● Your objective
State how many lines contain "mateřské", and write nothing except that count.
____
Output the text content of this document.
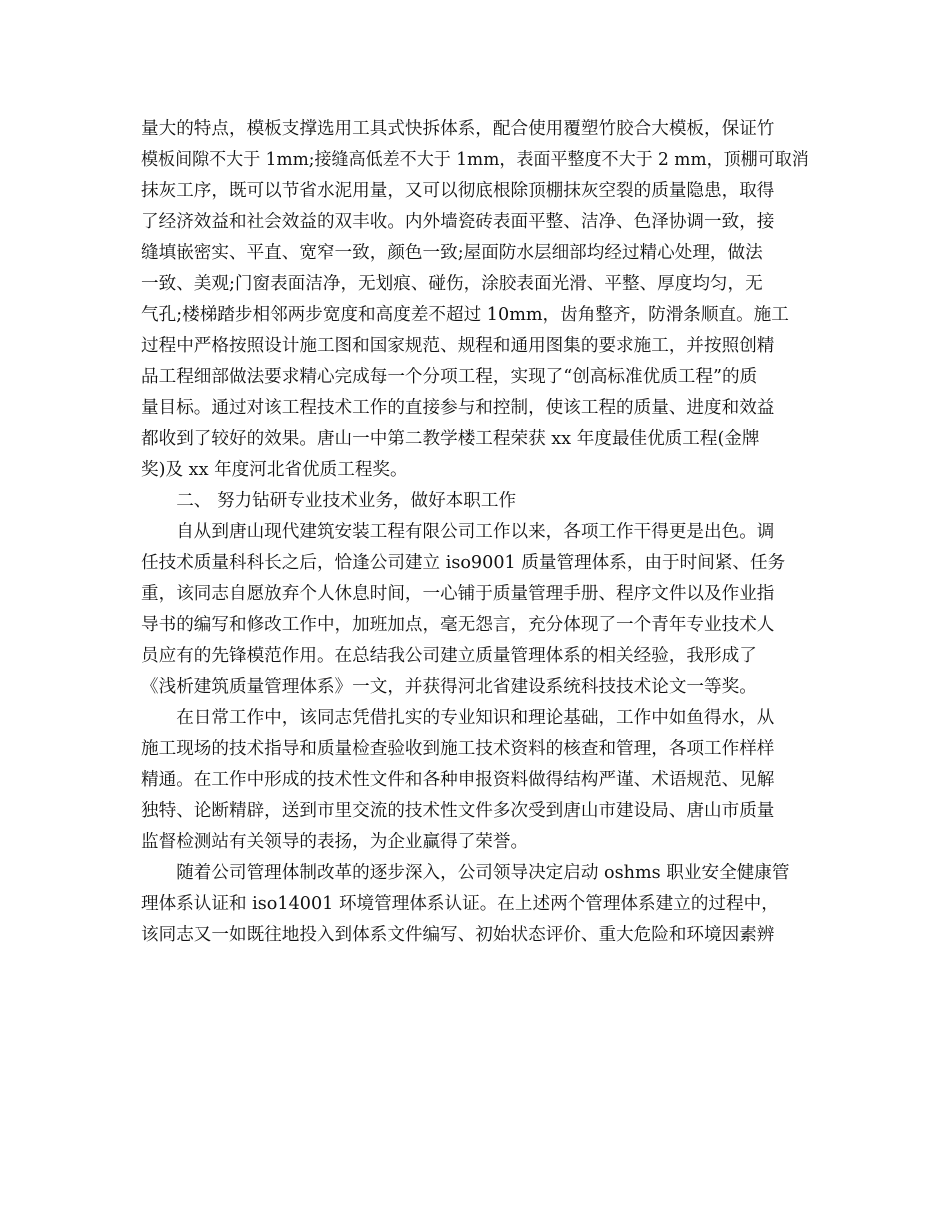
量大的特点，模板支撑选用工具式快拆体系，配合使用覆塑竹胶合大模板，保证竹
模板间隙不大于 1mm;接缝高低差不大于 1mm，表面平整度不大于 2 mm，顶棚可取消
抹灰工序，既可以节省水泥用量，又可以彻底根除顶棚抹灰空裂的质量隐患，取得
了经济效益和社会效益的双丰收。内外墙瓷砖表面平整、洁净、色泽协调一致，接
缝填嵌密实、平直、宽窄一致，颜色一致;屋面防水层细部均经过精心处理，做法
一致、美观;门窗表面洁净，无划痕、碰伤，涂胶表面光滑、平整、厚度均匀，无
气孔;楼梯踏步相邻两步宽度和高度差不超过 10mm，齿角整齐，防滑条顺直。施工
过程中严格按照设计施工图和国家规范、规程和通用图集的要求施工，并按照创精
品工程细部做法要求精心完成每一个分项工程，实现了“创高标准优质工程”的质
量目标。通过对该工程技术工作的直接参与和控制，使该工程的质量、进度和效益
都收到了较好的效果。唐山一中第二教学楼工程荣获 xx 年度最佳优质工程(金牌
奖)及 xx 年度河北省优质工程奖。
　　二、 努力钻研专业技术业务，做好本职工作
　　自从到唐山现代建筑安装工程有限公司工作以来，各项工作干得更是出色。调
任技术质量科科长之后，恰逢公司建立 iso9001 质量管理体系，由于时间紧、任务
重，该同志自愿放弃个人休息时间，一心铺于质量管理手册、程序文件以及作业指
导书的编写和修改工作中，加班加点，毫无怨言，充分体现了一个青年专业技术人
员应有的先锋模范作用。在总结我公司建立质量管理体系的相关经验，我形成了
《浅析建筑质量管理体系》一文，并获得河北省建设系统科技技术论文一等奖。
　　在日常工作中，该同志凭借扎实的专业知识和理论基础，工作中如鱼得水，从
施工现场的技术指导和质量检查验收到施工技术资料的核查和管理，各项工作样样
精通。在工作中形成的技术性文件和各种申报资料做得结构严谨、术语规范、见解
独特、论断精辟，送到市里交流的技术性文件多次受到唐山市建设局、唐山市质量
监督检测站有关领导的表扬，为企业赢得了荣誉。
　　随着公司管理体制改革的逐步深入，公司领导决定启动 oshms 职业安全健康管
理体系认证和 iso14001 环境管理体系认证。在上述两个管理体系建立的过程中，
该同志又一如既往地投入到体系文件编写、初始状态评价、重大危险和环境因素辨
____
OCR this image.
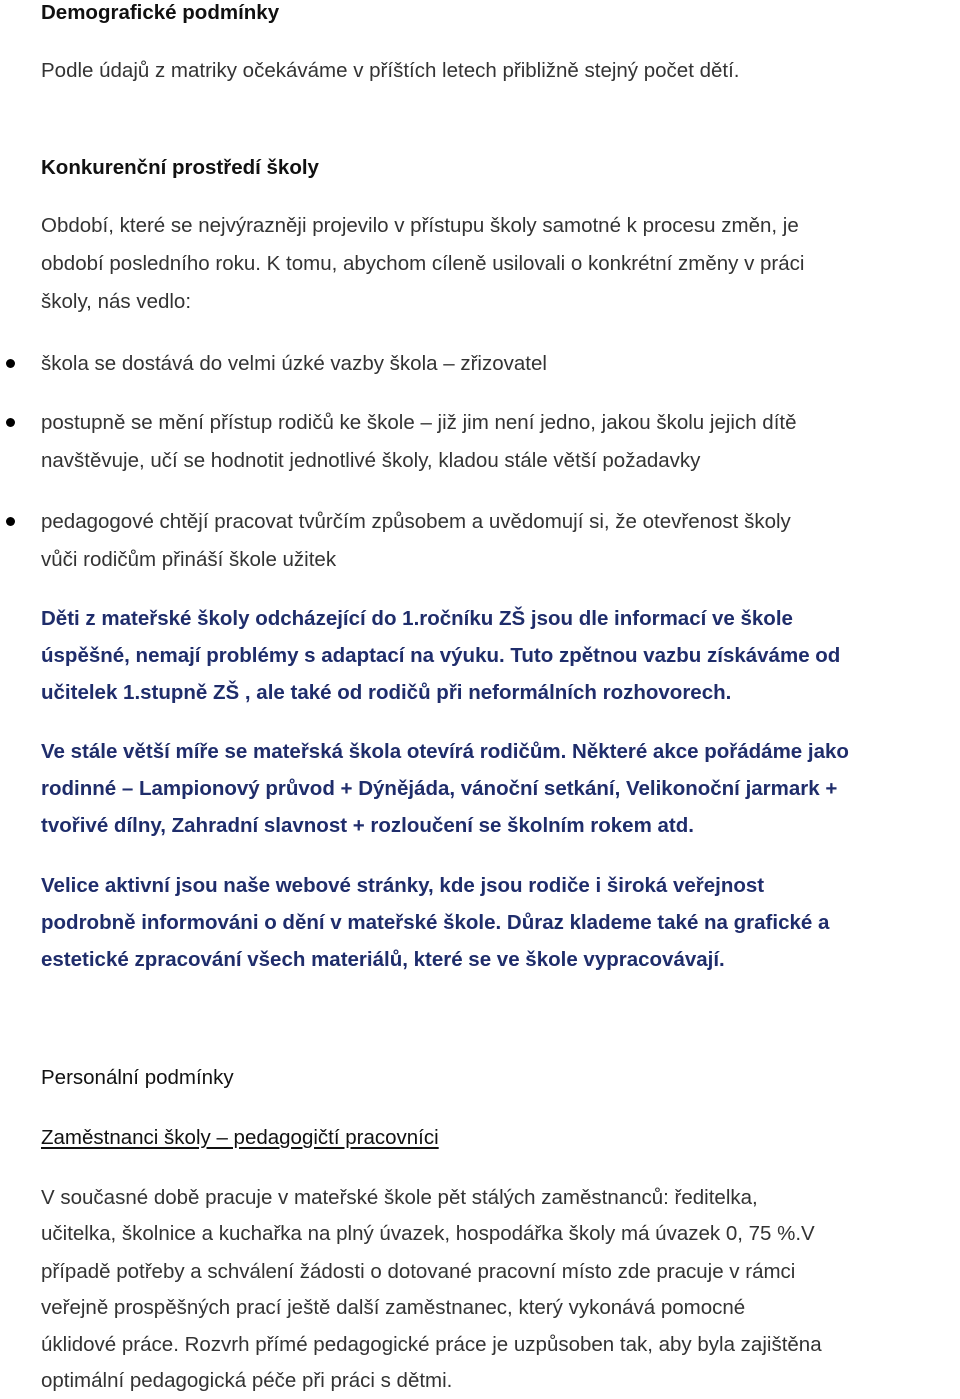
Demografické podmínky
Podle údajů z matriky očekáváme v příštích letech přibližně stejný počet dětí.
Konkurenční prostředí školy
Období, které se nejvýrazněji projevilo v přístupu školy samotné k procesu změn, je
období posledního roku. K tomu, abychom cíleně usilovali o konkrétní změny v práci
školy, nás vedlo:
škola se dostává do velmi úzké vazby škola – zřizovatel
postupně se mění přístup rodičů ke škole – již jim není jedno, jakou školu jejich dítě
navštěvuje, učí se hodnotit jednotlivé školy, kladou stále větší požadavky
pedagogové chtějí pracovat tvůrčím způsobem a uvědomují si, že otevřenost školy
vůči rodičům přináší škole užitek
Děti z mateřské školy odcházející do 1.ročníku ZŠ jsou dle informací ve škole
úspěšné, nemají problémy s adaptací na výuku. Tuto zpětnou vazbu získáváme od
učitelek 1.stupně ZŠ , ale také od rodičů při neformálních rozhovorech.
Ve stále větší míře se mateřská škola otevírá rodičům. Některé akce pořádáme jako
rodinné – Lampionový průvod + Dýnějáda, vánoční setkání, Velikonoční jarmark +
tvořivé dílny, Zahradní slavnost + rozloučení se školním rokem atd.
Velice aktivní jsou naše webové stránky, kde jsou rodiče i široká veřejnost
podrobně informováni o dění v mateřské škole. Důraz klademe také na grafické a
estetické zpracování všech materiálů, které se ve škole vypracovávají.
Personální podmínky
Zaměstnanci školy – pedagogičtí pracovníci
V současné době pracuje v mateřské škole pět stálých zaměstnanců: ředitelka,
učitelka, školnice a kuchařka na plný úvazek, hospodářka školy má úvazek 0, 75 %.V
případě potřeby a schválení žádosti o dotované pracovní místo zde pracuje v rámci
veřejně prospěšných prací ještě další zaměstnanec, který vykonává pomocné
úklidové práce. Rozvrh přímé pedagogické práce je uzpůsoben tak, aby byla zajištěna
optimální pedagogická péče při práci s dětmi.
____
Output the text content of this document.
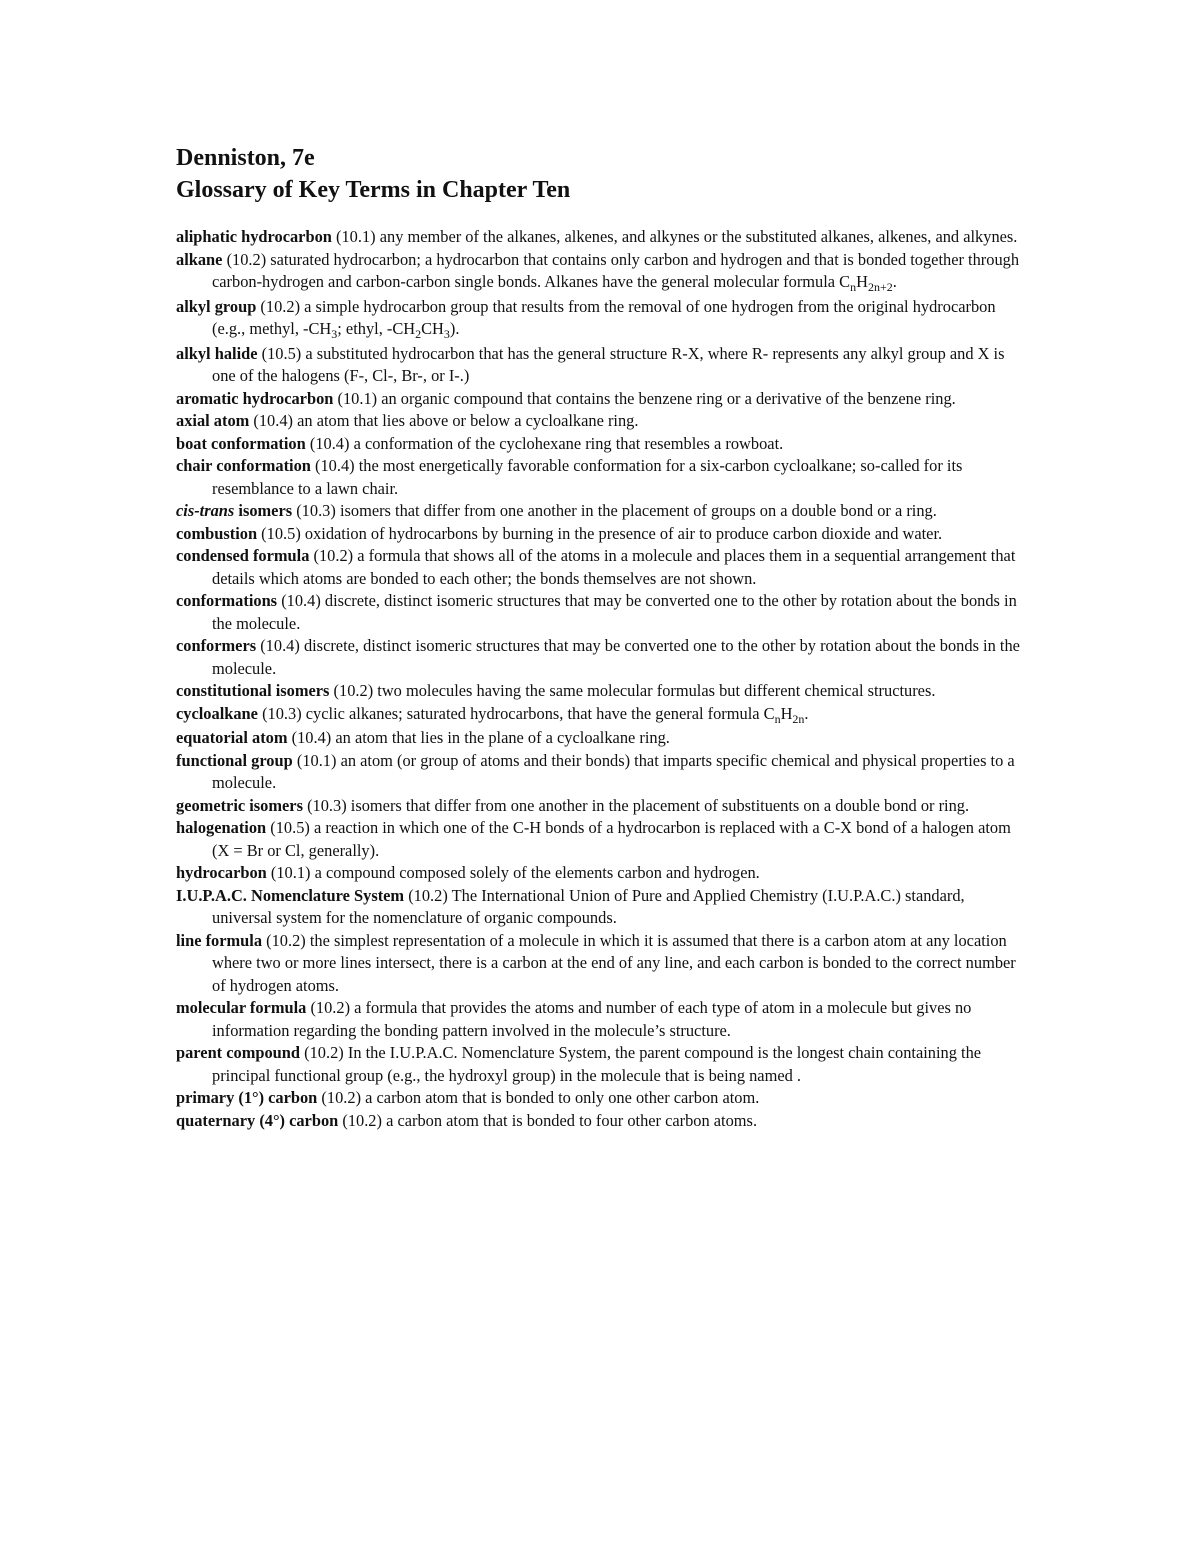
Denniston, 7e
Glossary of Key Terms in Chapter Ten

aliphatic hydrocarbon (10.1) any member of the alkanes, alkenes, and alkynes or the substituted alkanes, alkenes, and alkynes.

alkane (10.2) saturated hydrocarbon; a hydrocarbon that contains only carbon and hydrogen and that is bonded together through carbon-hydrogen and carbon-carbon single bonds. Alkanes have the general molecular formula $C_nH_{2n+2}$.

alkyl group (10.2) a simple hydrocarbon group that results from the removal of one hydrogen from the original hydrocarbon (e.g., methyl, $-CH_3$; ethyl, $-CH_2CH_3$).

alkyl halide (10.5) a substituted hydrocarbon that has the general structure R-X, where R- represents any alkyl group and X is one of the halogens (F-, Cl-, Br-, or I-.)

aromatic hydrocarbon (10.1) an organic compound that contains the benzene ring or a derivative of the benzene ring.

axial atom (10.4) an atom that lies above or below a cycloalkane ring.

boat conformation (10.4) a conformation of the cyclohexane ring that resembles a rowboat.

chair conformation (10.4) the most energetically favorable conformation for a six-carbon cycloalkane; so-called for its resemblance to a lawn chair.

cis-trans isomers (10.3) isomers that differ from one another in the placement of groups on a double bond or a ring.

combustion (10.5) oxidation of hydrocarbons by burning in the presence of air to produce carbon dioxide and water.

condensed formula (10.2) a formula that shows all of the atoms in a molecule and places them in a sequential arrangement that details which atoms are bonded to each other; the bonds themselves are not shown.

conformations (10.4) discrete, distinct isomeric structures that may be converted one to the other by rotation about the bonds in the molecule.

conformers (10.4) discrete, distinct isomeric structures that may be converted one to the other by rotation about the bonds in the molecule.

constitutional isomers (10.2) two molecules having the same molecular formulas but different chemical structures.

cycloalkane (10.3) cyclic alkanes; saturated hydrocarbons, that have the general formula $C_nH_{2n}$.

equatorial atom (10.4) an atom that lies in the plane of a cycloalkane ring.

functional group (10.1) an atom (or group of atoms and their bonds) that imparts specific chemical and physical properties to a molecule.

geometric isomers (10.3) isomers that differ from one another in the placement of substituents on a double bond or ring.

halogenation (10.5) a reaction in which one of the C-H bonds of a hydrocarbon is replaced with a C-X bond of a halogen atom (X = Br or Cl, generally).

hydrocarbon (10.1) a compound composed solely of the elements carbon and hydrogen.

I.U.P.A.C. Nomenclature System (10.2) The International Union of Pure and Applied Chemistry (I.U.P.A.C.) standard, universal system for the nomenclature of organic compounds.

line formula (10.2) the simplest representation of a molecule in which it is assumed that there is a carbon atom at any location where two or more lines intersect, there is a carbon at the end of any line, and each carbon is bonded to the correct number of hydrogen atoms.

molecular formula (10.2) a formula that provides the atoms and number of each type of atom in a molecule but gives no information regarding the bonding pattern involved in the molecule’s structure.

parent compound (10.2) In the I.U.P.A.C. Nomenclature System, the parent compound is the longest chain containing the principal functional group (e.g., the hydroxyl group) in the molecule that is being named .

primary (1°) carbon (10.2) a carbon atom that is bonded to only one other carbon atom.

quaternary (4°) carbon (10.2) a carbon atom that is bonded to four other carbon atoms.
____
● Written response
3